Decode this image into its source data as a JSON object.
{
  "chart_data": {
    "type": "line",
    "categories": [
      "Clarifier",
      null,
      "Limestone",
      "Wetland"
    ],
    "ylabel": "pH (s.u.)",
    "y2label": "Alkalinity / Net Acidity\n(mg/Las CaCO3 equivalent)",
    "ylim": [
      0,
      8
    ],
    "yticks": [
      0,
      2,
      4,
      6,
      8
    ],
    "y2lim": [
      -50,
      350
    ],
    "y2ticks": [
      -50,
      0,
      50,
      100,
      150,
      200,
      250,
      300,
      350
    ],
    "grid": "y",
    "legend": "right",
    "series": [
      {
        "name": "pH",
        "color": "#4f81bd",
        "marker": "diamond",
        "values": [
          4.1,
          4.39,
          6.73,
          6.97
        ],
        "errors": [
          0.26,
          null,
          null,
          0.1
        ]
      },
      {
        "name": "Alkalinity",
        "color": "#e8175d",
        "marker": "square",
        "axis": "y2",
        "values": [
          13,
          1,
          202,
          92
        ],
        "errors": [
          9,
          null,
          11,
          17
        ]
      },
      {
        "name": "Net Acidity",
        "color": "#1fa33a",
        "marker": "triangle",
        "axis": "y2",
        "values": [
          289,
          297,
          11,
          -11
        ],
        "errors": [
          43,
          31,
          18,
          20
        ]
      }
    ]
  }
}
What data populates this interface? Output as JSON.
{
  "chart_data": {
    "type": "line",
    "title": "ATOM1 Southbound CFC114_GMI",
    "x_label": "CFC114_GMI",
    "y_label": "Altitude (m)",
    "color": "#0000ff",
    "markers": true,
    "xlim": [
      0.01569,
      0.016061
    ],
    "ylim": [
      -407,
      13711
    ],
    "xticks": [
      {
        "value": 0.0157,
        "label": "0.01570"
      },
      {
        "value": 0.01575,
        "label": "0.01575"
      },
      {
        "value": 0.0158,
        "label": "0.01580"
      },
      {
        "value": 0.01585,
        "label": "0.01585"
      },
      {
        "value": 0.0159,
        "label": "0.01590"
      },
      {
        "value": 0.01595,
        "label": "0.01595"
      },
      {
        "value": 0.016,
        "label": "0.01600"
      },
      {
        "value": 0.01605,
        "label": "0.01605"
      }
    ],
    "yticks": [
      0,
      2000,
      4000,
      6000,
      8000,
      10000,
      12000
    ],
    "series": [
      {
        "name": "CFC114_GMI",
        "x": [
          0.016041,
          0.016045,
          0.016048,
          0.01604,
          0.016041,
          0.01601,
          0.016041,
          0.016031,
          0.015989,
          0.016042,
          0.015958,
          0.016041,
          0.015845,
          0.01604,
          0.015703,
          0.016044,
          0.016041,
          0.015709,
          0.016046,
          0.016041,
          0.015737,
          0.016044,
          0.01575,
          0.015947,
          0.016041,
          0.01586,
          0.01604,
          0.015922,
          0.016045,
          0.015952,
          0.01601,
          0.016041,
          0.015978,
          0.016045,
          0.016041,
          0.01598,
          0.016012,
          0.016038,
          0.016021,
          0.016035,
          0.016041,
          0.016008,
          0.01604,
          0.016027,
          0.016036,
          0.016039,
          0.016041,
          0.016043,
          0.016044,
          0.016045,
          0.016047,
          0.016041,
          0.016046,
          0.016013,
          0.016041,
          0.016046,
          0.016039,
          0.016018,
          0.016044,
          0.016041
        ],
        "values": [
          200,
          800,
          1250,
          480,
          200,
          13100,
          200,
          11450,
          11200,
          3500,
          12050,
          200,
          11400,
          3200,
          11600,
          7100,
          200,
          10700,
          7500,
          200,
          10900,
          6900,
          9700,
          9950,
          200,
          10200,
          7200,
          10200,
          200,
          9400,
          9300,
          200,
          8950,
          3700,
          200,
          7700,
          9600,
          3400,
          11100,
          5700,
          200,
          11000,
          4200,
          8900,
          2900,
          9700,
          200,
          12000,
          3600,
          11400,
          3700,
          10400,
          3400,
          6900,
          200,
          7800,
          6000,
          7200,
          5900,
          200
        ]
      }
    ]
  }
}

* [WHAT THE TASK REQUIRES]
Write only the number of lines in the records that include the word "Acidity".

* [EXERCISE RESPONSE]
2